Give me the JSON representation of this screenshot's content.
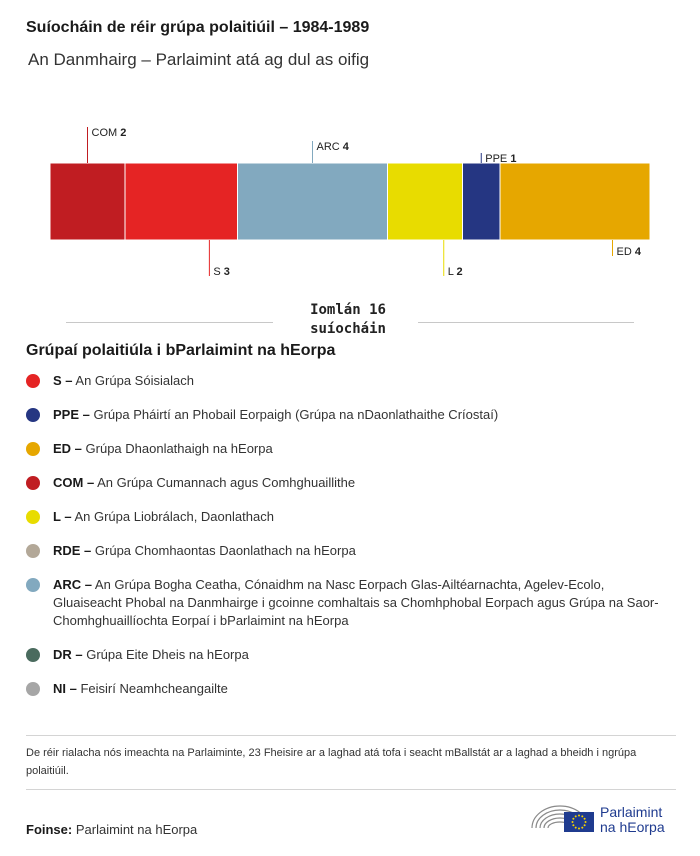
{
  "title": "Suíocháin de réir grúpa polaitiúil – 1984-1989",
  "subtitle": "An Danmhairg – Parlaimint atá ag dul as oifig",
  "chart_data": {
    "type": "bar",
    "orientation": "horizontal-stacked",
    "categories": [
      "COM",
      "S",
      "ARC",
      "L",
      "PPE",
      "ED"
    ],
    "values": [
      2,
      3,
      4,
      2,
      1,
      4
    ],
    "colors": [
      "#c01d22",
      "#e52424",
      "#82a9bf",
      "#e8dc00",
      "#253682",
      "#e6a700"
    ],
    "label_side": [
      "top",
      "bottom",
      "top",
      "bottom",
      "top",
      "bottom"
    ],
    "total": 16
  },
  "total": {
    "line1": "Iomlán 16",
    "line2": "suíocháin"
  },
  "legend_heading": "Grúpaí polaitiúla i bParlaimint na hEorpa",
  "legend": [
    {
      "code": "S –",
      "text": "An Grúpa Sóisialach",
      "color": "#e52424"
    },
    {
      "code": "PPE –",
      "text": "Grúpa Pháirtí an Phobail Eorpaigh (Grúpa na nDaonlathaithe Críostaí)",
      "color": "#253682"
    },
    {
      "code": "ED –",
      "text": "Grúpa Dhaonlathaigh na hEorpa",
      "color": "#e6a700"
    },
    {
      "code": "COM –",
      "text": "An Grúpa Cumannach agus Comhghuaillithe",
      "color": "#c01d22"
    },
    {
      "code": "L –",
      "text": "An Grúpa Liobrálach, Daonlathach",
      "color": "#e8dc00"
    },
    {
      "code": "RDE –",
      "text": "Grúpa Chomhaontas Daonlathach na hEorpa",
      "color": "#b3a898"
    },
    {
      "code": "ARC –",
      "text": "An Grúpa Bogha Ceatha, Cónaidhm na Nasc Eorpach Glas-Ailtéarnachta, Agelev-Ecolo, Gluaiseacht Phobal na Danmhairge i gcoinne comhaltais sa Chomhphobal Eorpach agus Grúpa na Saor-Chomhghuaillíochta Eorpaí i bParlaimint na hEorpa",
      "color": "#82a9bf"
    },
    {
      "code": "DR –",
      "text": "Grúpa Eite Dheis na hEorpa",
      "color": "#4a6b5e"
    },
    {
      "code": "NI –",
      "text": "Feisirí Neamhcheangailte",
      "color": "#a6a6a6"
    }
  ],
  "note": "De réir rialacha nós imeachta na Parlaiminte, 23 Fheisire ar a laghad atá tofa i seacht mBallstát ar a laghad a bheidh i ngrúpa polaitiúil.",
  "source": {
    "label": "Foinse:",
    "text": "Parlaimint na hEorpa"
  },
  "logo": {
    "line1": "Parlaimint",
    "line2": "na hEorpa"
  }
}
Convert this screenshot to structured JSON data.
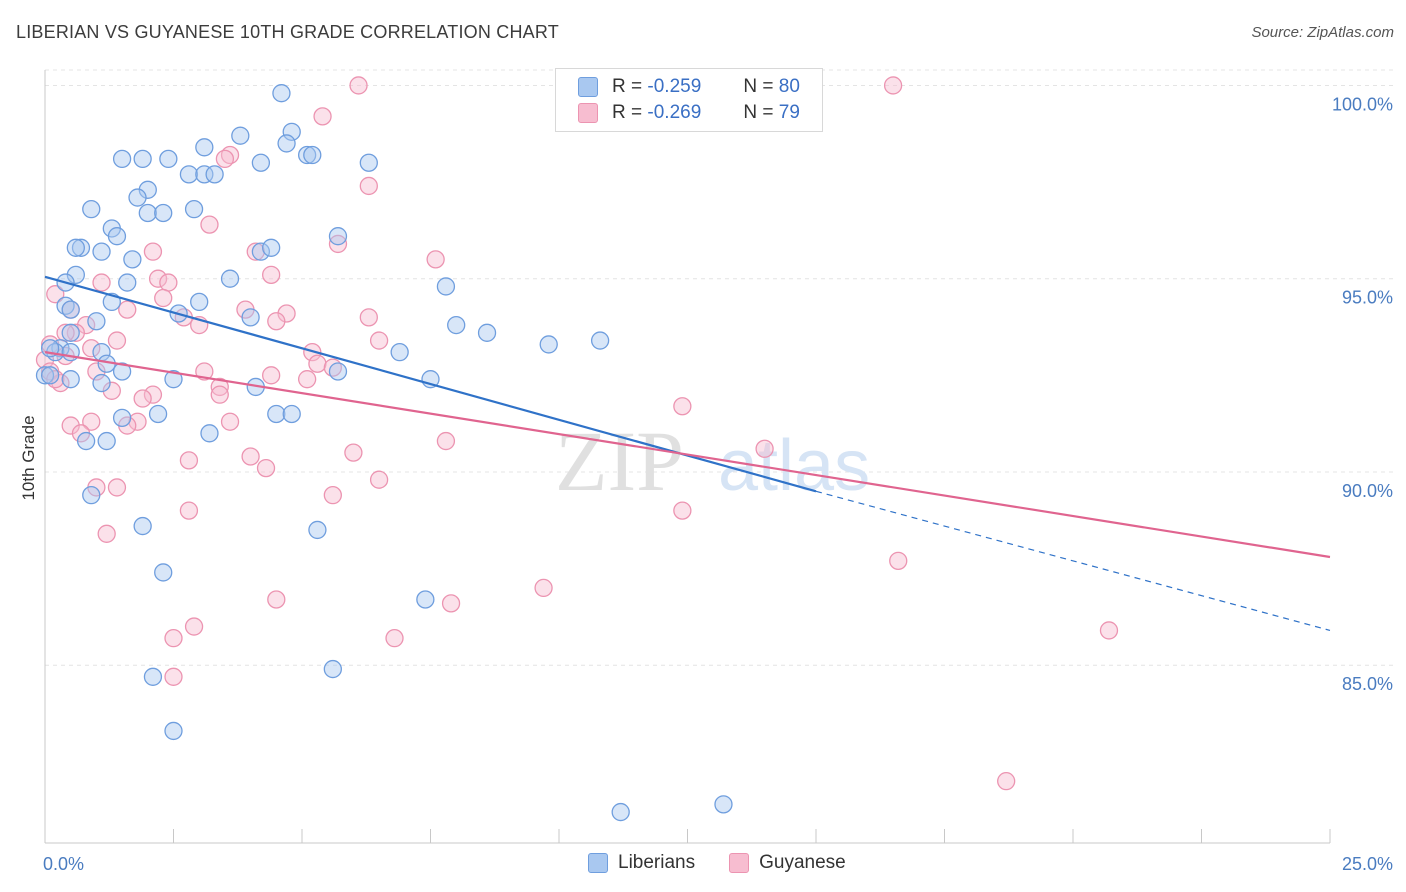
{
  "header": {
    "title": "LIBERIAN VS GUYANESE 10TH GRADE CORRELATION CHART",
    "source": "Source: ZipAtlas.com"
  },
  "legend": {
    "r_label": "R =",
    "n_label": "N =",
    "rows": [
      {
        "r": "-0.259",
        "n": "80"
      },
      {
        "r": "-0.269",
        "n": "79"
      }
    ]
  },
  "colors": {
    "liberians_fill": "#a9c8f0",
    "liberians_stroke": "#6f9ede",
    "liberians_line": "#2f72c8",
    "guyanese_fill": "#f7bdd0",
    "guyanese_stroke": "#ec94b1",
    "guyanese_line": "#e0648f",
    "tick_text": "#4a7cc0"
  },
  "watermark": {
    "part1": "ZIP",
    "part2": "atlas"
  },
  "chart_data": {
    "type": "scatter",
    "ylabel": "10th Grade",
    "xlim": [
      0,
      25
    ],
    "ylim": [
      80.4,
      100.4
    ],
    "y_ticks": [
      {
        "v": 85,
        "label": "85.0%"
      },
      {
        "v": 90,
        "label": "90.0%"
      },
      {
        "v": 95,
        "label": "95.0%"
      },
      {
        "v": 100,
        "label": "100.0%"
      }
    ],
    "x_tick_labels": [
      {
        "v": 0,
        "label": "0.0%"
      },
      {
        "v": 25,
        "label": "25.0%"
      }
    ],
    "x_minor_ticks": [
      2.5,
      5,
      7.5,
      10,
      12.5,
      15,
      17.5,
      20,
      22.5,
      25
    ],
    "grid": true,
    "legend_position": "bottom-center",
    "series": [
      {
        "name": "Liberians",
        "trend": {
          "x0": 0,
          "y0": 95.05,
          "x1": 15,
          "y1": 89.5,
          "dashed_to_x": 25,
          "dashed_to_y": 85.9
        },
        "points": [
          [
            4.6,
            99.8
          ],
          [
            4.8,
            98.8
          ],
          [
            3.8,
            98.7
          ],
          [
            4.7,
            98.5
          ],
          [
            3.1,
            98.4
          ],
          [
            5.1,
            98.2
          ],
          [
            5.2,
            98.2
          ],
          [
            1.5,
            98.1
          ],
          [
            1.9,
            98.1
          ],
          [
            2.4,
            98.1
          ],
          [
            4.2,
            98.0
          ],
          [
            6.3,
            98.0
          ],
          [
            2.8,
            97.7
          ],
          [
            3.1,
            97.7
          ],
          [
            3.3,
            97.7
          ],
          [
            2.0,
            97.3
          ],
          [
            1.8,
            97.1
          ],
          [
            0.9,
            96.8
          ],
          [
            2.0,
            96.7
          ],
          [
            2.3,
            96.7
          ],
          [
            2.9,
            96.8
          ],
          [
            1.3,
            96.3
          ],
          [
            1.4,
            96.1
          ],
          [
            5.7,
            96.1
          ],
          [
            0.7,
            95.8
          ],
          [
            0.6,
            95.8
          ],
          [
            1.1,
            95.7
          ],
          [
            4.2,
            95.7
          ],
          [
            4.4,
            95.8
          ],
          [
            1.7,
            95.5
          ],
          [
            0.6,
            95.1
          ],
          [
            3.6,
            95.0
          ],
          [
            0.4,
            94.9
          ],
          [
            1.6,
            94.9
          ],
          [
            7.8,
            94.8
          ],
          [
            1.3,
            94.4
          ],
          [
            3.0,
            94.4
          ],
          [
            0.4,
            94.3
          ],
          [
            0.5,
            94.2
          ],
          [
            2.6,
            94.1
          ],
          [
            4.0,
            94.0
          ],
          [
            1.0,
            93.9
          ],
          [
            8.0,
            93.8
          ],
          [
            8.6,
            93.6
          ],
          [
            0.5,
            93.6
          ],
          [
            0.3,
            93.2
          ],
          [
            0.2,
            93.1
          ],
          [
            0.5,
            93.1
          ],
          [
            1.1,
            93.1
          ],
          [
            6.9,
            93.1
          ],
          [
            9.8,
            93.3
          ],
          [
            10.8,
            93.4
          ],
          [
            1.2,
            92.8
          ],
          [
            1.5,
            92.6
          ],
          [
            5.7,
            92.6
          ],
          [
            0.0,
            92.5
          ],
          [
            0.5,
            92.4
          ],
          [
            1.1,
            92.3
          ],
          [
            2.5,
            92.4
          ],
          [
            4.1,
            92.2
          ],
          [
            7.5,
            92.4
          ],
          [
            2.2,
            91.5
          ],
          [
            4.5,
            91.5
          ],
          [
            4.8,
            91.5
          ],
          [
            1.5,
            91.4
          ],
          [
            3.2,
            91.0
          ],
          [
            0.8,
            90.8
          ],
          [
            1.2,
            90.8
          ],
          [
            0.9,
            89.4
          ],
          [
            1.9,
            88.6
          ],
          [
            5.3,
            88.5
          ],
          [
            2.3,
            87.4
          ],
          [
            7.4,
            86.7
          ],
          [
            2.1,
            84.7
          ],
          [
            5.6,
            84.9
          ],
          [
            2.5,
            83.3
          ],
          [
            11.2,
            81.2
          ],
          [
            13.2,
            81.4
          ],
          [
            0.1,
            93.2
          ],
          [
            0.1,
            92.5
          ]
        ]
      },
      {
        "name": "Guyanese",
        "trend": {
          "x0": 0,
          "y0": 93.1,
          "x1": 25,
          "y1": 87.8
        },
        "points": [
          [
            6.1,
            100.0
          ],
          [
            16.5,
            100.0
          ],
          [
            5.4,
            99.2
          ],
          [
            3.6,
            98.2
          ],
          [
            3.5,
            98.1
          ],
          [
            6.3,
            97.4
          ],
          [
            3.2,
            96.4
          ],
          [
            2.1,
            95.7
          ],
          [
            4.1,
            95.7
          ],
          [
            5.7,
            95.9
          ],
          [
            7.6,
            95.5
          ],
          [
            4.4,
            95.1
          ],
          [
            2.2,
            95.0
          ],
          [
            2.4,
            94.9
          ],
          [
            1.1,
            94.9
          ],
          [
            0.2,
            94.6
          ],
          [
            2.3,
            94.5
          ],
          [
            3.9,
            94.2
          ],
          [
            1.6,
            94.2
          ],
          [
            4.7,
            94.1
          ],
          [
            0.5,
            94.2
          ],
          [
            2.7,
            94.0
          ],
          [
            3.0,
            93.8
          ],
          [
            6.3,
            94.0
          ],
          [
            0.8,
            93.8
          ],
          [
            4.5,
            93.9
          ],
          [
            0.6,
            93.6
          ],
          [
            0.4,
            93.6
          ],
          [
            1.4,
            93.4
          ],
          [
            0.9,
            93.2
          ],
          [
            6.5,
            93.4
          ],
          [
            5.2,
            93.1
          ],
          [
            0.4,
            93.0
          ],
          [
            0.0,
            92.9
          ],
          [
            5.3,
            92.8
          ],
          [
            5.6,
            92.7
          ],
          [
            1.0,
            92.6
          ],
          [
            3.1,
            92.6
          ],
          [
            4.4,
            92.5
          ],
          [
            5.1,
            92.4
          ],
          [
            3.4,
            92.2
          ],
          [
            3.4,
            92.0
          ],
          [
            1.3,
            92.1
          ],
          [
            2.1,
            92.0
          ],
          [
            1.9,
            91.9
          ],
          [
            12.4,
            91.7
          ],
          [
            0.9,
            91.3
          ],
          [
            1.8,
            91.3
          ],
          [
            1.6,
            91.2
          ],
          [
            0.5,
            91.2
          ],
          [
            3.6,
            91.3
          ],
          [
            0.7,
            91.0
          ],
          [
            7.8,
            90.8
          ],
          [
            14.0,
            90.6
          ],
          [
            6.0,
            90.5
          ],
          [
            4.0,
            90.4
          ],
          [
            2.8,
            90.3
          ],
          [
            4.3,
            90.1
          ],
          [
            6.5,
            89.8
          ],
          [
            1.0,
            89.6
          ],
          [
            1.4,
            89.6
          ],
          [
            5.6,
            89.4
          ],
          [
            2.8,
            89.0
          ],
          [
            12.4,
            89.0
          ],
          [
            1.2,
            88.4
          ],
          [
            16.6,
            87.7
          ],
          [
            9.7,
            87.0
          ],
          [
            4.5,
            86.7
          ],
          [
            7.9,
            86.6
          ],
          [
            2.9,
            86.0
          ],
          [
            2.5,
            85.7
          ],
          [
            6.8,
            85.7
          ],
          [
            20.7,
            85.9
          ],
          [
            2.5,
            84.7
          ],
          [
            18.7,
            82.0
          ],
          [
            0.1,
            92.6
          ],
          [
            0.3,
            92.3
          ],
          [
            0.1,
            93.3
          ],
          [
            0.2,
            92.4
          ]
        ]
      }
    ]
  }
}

▸ **Goal**
List the lines of the records where "code" occurs.

▸ **The result**
      "code": "S –",
      "code": "PPE –",
      "code": "ED –",
      "code": "COM –",
      "code": "L –",
      "code": "RDE –",
      "code": "ARC –",
      "code": "DR –",
      "code": "NI –",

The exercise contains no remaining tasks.